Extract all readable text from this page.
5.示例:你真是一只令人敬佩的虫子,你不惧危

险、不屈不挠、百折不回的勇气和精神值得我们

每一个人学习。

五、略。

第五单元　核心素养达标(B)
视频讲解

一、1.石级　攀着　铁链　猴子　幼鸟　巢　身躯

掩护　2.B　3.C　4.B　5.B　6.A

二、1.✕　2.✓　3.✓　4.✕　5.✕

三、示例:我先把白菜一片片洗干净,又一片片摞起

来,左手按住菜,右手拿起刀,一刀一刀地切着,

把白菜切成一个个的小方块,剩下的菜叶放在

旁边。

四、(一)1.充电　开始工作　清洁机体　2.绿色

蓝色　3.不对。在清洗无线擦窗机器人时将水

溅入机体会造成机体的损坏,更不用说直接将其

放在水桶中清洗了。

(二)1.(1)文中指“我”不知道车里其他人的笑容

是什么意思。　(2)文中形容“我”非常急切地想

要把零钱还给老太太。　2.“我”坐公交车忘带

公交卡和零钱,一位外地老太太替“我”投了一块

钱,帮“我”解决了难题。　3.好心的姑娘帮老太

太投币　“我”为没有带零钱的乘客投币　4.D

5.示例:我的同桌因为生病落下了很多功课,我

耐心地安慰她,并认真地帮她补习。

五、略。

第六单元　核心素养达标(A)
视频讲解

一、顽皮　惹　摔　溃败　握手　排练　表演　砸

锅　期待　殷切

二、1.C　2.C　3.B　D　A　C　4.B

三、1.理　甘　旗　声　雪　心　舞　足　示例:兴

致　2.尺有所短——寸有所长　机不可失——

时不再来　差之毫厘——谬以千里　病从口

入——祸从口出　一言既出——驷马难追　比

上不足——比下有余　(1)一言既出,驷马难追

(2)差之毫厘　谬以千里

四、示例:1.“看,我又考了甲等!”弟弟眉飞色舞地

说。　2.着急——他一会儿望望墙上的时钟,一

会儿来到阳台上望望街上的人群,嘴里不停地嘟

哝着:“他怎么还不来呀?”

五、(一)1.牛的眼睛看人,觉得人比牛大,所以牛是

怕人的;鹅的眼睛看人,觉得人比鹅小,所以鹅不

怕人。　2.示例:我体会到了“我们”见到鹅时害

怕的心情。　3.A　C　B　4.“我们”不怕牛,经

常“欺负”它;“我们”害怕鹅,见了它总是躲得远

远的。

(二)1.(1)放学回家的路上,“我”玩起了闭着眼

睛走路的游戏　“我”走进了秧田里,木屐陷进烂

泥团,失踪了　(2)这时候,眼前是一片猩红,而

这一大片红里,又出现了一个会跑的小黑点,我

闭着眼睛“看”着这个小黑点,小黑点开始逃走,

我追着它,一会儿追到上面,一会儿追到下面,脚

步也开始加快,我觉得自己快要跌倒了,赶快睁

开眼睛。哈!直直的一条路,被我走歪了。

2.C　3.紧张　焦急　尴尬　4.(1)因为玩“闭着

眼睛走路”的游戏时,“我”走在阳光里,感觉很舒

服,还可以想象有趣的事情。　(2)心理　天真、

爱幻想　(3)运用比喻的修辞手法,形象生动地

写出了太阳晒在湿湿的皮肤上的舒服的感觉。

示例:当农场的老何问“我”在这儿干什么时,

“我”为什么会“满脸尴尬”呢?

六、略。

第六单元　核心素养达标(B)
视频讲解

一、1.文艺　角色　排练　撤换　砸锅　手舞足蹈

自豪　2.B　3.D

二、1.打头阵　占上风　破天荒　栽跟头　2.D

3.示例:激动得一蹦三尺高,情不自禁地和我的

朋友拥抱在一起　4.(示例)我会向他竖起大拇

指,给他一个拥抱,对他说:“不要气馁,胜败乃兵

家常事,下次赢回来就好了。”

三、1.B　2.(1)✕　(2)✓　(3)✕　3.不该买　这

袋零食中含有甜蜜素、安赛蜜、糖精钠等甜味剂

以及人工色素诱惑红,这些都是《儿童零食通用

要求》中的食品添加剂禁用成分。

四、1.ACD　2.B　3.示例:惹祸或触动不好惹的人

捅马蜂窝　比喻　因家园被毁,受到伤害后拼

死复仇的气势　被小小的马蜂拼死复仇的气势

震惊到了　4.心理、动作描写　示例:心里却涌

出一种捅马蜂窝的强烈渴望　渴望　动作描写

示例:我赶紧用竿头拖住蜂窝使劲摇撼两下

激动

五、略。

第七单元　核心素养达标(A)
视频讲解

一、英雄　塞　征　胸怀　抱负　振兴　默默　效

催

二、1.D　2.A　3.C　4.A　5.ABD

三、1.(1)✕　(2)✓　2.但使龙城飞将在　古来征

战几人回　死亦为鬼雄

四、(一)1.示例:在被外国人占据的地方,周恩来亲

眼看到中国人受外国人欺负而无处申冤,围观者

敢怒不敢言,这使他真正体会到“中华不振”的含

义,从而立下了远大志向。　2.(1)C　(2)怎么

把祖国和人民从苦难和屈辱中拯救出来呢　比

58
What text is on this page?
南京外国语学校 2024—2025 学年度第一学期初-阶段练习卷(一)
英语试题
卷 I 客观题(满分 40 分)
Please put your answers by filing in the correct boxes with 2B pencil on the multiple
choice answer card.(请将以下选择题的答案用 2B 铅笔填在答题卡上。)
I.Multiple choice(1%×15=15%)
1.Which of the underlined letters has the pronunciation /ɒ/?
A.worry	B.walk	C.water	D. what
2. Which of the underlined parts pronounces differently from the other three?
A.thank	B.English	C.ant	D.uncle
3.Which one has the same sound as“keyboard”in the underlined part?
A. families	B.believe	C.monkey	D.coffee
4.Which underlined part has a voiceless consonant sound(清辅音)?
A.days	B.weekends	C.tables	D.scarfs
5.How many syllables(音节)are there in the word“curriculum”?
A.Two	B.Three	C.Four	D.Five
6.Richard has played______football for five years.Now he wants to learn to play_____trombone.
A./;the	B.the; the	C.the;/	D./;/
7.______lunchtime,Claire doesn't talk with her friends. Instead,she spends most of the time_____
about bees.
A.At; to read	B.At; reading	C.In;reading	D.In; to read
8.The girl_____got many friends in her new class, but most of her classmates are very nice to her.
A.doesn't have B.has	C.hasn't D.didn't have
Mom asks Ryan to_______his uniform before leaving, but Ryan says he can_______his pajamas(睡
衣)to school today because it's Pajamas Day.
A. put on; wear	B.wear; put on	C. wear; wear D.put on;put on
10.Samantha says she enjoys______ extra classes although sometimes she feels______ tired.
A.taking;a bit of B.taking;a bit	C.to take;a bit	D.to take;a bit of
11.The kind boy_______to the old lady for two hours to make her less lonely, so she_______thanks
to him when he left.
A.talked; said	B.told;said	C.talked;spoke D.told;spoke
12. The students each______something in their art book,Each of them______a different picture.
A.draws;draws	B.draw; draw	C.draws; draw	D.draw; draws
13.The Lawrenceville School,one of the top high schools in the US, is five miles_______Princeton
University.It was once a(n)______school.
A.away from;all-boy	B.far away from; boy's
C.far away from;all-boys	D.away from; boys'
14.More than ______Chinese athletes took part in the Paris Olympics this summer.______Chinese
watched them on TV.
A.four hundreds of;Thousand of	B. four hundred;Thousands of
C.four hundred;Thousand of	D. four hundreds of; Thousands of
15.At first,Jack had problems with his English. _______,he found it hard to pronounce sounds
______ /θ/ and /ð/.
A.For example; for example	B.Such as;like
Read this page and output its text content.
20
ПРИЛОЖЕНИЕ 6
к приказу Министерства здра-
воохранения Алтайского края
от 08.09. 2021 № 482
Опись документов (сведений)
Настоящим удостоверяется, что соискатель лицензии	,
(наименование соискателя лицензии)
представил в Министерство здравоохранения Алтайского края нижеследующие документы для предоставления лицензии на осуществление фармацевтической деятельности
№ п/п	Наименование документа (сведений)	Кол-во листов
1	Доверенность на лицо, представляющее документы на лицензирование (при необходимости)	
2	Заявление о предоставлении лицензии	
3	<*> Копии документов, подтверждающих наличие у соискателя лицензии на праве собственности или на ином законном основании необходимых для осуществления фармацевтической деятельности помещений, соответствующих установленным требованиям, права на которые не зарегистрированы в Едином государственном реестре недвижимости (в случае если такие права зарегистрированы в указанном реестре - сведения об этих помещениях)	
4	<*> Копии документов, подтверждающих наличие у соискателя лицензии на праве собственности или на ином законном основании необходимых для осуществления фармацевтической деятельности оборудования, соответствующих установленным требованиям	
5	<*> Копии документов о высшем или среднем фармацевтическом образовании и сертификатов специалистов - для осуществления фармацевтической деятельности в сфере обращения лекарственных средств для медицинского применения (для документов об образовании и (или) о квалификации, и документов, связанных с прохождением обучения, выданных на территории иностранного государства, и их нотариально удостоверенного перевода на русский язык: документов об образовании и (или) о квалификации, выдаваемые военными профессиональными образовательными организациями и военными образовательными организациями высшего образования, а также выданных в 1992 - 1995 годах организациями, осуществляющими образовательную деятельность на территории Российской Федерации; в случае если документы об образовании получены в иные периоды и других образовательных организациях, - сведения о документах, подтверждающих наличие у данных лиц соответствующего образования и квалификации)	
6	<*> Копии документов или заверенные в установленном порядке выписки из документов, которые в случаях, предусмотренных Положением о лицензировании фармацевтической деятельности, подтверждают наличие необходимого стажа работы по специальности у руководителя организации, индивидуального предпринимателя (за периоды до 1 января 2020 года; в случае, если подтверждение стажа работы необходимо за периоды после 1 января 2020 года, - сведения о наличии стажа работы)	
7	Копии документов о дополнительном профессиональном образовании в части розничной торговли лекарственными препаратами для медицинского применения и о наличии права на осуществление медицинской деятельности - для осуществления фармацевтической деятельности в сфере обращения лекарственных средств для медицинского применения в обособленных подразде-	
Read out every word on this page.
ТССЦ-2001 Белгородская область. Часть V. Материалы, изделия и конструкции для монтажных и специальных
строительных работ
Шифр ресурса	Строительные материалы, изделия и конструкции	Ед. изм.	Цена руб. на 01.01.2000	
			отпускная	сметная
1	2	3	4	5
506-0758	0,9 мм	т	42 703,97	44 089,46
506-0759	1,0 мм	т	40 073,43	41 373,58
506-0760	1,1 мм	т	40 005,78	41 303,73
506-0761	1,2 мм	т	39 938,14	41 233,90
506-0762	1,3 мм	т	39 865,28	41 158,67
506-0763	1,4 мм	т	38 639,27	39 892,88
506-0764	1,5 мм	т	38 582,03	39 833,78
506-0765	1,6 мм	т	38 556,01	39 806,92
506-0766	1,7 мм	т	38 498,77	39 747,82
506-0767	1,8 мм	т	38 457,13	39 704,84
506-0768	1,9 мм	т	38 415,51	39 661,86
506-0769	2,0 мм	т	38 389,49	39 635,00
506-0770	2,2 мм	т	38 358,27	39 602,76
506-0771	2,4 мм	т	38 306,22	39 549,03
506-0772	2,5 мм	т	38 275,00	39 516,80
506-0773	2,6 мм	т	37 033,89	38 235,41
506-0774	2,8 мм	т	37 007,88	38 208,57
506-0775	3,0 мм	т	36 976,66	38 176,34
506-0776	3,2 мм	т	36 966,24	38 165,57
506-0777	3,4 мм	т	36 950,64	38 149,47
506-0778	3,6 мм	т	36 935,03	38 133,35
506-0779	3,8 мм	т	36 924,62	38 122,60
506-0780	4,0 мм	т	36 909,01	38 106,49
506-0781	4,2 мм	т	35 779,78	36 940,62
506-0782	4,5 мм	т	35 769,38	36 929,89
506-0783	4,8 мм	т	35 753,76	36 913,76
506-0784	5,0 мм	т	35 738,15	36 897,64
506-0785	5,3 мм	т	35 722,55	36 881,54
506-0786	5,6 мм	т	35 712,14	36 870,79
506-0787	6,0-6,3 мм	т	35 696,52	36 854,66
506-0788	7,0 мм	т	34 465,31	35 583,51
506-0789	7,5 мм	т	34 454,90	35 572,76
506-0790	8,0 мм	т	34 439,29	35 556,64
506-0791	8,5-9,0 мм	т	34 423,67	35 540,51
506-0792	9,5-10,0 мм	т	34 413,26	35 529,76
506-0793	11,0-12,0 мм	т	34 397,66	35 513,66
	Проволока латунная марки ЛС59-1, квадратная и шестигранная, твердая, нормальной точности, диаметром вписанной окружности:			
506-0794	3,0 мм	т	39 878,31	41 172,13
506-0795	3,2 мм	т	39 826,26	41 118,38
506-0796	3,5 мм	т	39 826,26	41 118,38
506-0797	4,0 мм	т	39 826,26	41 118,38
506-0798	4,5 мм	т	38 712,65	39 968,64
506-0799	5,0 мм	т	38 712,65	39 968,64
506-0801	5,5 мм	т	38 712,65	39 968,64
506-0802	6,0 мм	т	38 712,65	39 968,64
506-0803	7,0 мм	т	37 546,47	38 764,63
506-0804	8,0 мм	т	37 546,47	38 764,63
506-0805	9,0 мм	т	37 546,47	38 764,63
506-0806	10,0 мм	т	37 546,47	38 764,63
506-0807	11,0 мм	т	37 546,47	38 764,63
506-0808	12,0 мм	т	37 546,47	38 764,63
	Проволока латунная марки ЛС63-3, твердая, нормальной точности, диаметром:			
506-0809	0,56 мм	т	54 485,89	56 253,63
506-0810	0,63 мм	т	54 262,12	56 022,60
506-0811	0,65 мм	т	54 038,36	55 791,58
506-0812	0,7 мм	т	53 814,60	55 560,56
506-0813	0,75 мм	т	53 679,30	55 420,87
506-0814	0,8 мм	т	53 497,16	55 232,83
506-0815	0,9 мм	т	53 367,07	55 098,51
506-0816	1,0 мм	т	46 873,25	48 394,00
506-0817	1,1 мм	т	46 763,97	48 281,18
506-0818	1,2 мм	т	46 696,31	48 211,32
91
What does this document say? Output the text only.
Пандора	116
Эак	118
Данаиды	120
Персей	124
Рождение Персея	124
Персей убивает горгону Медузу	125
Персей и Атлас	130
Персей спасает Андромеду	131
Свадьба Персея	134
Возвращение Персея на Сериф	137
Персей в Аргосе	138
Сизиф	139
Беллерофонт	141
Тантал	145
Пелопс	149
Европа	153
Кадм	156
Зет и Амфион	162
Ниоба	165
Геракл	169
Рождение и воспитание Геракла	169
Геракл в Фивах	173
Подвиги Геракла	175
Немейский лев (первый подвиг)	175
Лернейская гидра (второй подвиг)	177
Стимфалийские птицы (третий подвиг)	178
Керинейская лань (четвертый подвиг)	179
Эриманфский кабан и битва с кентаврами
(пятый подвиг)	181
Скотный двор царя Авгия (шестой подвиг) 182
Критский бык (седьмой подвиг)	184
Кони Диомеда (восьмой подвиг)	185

=-=-=-=-=

* [What needs to be done]: Quote the lines of the listing above that run from the line with "What does this" through its last line, both included, and nothing else.

* [Answer to this problem]:
What does this document say? Output the text only.
Пандора	116
Эак	118
Данаиды	120
Персей	124
Рождение Персея	124
Персей убивает горгону Медузу	125
Персей и Атлас	130
Персей спасает Андромеду	131
Свадьба Персея	134
Возвращение Персея на Сериф	137
Персей в Аргосе	138
Сизиф	139
Беллерофонт	141
Тантал	145
Пелопс	149
Европа	153
Кадм	156
Зет и Амфион	162
Ниоба	165
Геракл	169
Рождение и воспитание Геракла	169
Геракл в Фивах	173
Подвиги Геракла	175
Немейский лев (первый подвиг)	175
Лернейская гидра (второй подвиг)	177
Стимфалийские птицы (третий подвиг)	178
Керинейская лань (четвертый подвиг)	179
Эриманфский кабан и битва с кентаврами
(пятый подвиг)	181
Скотный двор царя Авгия (шестой подвиг) 182
Критский бык (седьмой подвиг)	184
Кони Диомеда (восьмой подвиг)	185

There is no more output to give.